Transcribe the data in full and exactly, omitting any pictures.
start EXERCISE INPUTS
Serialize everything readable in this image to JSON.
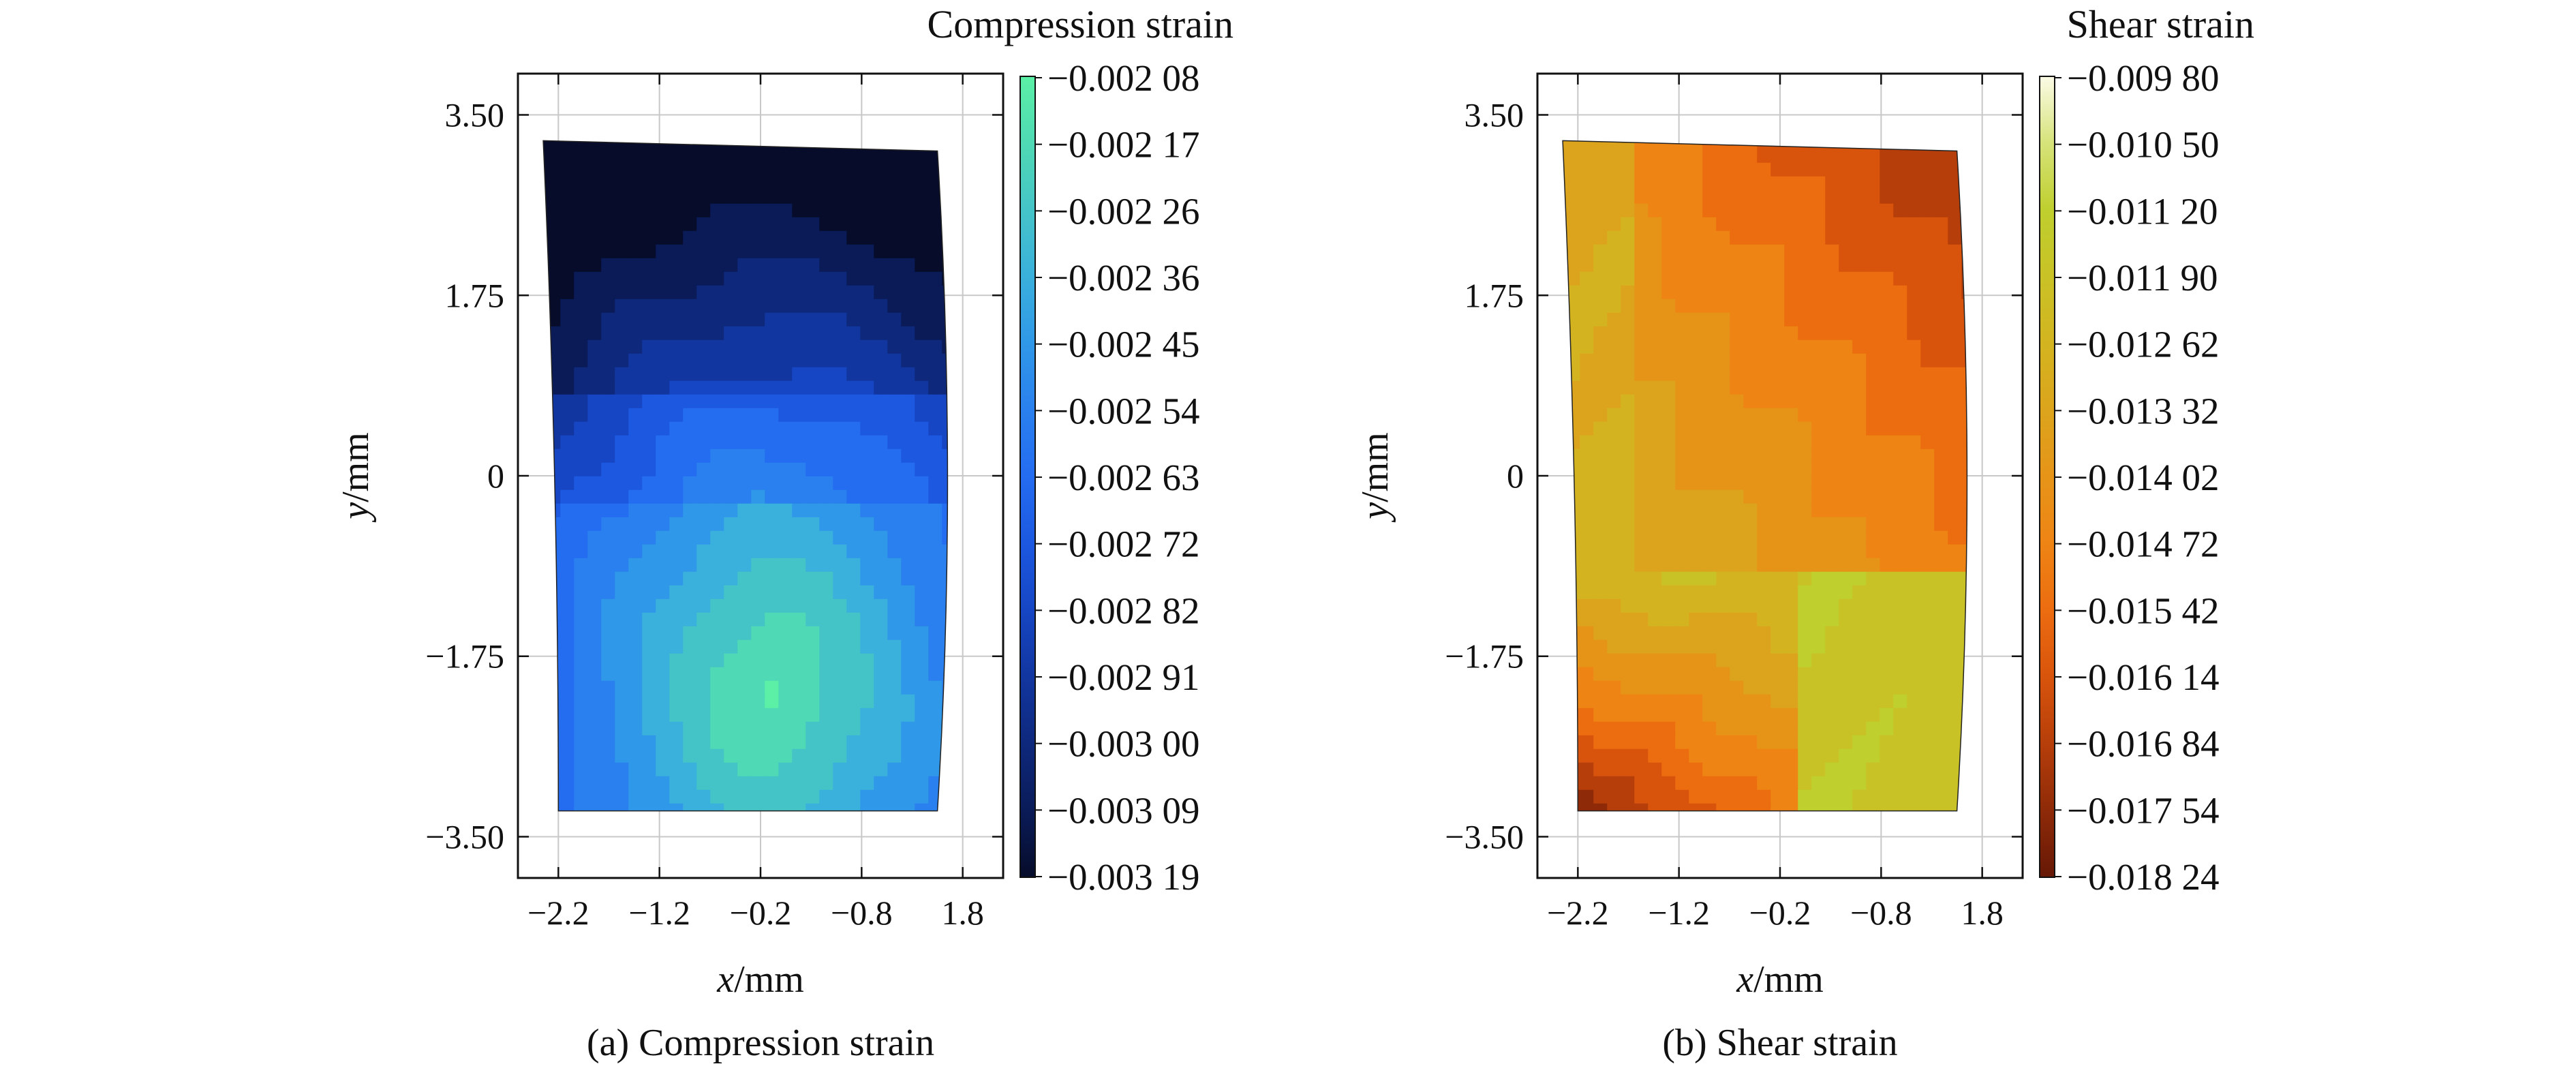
{
  "chart_data": [
    {
      "type": "heatmap",
      "caption": "(a) Compression strain",
      "colorbar_title": "Compression strain",
      "xlabel_italic": "x",
      "xlabel_unit": "/mm",
      "ylabel_italic": "y",
      "ylabel_unit": "/mm",
      "xticks": [
        "−2.2",
        "−1.2",
        "−0.2",
        "−0.8",
        "1.8"
      ],
      "yticks": [
        "3.50",
        "1.75",
        "0",
        "−1.75",
        "−3.50"
      ],
      "xlim": [
        -2.6,
        2.2
      ],
      "ylim": [
        -3.9,
        3.9
      ],
      "grid": true,
      "colorbar_ticks": [
        "−0.002 08",
        "−0.002 17",
        "−0.002 26",
        "−0.002 36",
        "−0.002 45",
        "−0.002 54",
        "−0.002 63",
        "−0.002 72",
        "−0.002 82",
        "−0.002 91",
        "−0.003 00",
        "−0.003 09",
        "−0.003 19"
      ],
      "colormap": [
        "#5bf0a6",
        "#4fd9b4",
        "#45c4c8",
        "#3ab0dc",
        "#3098e8",
        "#2a80ee",
        "#246cf0",
        "#1c58e0",
        "#1646c4",
        "#1236a0",
        "#0e287c",
        "#0a1b58",
        "#060c2a"
      ],
      "colormap_low_value": "−0.002 08",
      "colormap_high_value": "−0.003 19",
      "field": {
        "pattern": "compression-elliptic",
        "center_x": -0.1,
        "center_y": -2.1,
        "peak_color_index": 0,
        "corner_color_index": 12,
        "band_step_y": 0.82
      }
    },
    {
      "type": "heatmap",
      "caption": "(b) Shear strain",
      "colorbar_title": "Shear strain",
      "xlabel_italic": "x",
      "xlabel_unit": "/mm",
      "ylabel_italic": "y",
      "ylabel_unit": "/mm",
      "xticks": [
        "−2.2",
        "−1.2",
        "−0.2",
        "−0.8",
        "1.8"
      ],
      "yticks": [
        "3.50",
        "1.75",
        "0",
        "−1.75",
        "−3.50"
      ],
      "xlim": [
        -2.6,
        2.2
      ],
      "ylim": [
        -3.9,
        3.9
      ],
      "grid": true,
      "colorbar_ticks": [
        "−0.009 80",
        "−0.010 50",
        "−0.011 20",
        "−0.011 90",
        "−0.012 62",
        "−0.013 32",
        "−0.014 02",
        "−0.014 72",
        "−0.015 42",
        "−0.016 14",
        "−0.016 84",
        "−0.017 54",
        "−0.018 24"
      ],
      "colormap": [
        "#fbfbe6",
        "#d6e37a",
        "#bfcf2e",
        "#c9c226",
        "#d3b420",
        "#dca41c",
        "#e69418",
        "#ee8414",
        "#ec6c10",
        "#d8540c",
        "#b63e0a",
        "#8e2a08",
        "#661806"
      ],
      "colormap_low_value": "−0.009 80",
      "colormap_high_value": "−0.018 24",
      "field": {
        "pattern": "shear-diagonal",
        "top_right_color_index": 12,
        "bottom_right_color_index": 2,
        "bottom_left_color_index": 9,
        "mid_color_index": 4
      }
    }
  ]
}
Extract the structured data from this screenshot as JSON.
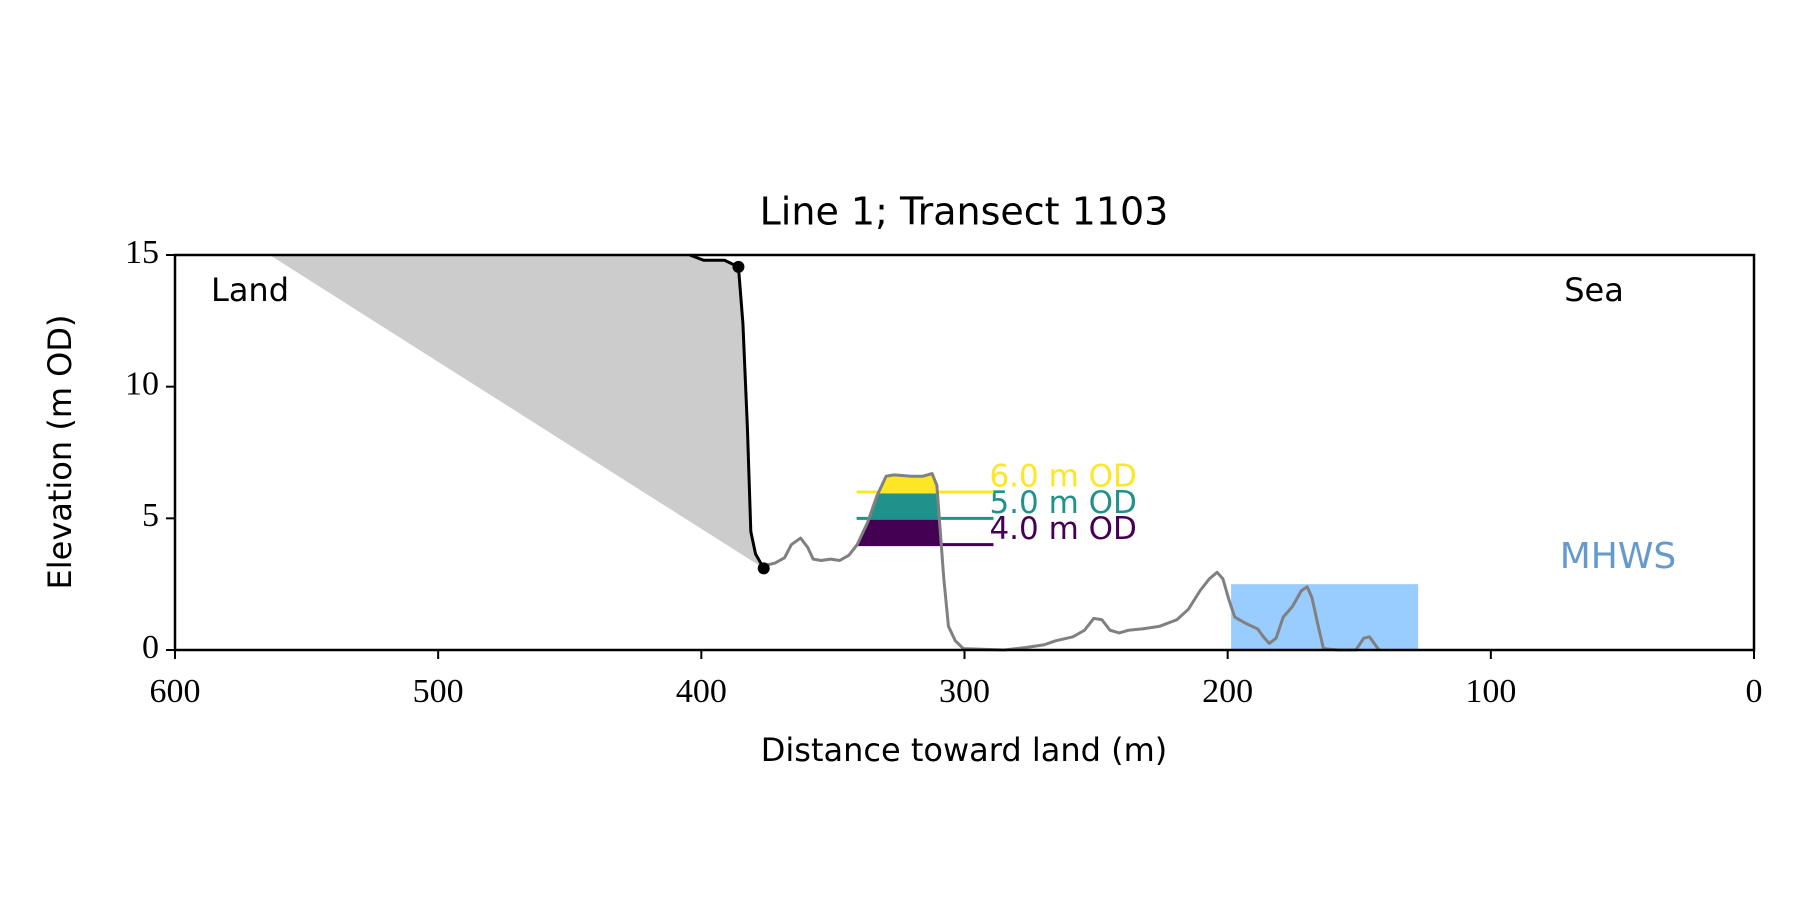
end EXERCISE INPUTS
WRITTEN REPLY:
Serialize everything readable in this image to JSON.
{
  "chart_data": [
    {
      "type": "heatmap",
      "caption": "(a) Compression strain",
      "colorbar_title": "Compression strain",
      "xlabel_italic": "x",
      "xlabel_unit": "/mm",
      "ylabel_italic": "y",
      "ylabel_unit": "/mm",
      "xticks": [
        "−2.2",
        "−1.2",
        "−0.2",
        "−0.8",
        "1.8"
      ],
      "yticks": [
        "3.50",
        "1.75",
        "0",
        "−1.75",
        "−3.50"
      ],
      "xlim": [
        -2.6,
        2.2
      ],
      "ylim": [
        -3.9,
        3.9
      ],
      "grid": true,
      "colorbar_ticks": [
        "−0.002 08",
        "−0.002 17",
        "−0.002 26",
        "−0.002 36",
        "−0.002 45",
        "−0.002 54",
        "−0.002 63",
        "−0.002 72",
        "−0.002 82",
        "−0.002 91",
        "−0.003 00",
        "−0.003 09",
        "−0.003 19"
      ],
      "colormap": [
        "#5bf0a6",
        "#4fd9b4",
        "#45c4c8",
        "#3ab0dc",
        "#3098e8",
        "#2a80ee",
        "#246cf0",
        "#1c58e0",
        "#1646c4",
        "#1236a0",
        "#0e287c",
        "#0a1b58",
        "#060c2a"
      ],
      "colormap_low_value": "−0.002 08",
      "colormap_high_value": "−0.003 19",
      "field": {
        "pattern": "compression-elliptic",
        "center_x": -0.1,
        "center_y": -2.1,
        "peak_color_index": 0,
        "corner_color_index": 12,
        "band_step_y": 0.82
      }
    },
    {
      "type": "heatmap",
      "caption": "(b) Shear strain",
      "colorbar_title": "Shear strain",
      "xlabel_italic": "x",
      "xlabel_unit": "/mm",
      "ylabel_italic": "y",
      "ylabel_unit": "/mm",
      "xticks": [
        "−2.2",
        "−1.2",
        "−0.2",
        "−0.8",
        "1.8"
      ],
      "yticks": [
        "3.50",
        "1.75",
        "0",
        "−1.75",
        "−3.50"
      ],
      "xlim": [
        -2.6,
        2.2
      ],
      "ylim": [
        -3.9,
        3.9
      ],
      "grid": true,
      "colorbar_ticks": [
        "−0.009 80",
        "−0.010 50",
        "−0.011 20",
        "−0.011 90",
        "−0.012 62",
        "−0.013 32",
        "−0.014 02",
        "−0.014 72",
        "−0.015 42",
        "−0.016 14",
        "−0.016 84",
        "−0.017 54",
        "−0.018 24"
      ],
      "colormap": [
        "#fbfbe6",
        "#d6e37a",
        "#bfcf2e",
        "#c9c226",
        "#d3b420",
        "#dca41c",
        "#e69418",
        "#ee8414",
        "#ec6c10",
        "#d8540c",
        "#b63e0a",
        "#8e2a08",
        "#661806"
      ],
      "colormap_low_value": "−0.009 80",
      "colormap_high_value": "−0.018 24",
      "field": {
        "pattern": "shear-diagonal",
        "top_right_color_index": 12,
        "bottom_right_color_index": 2,
        "bottom_left_color_index": 9,
        "mid_color_index": 4
      }
    }
  ]
}
Extract the structured data from this screenshot as JSON.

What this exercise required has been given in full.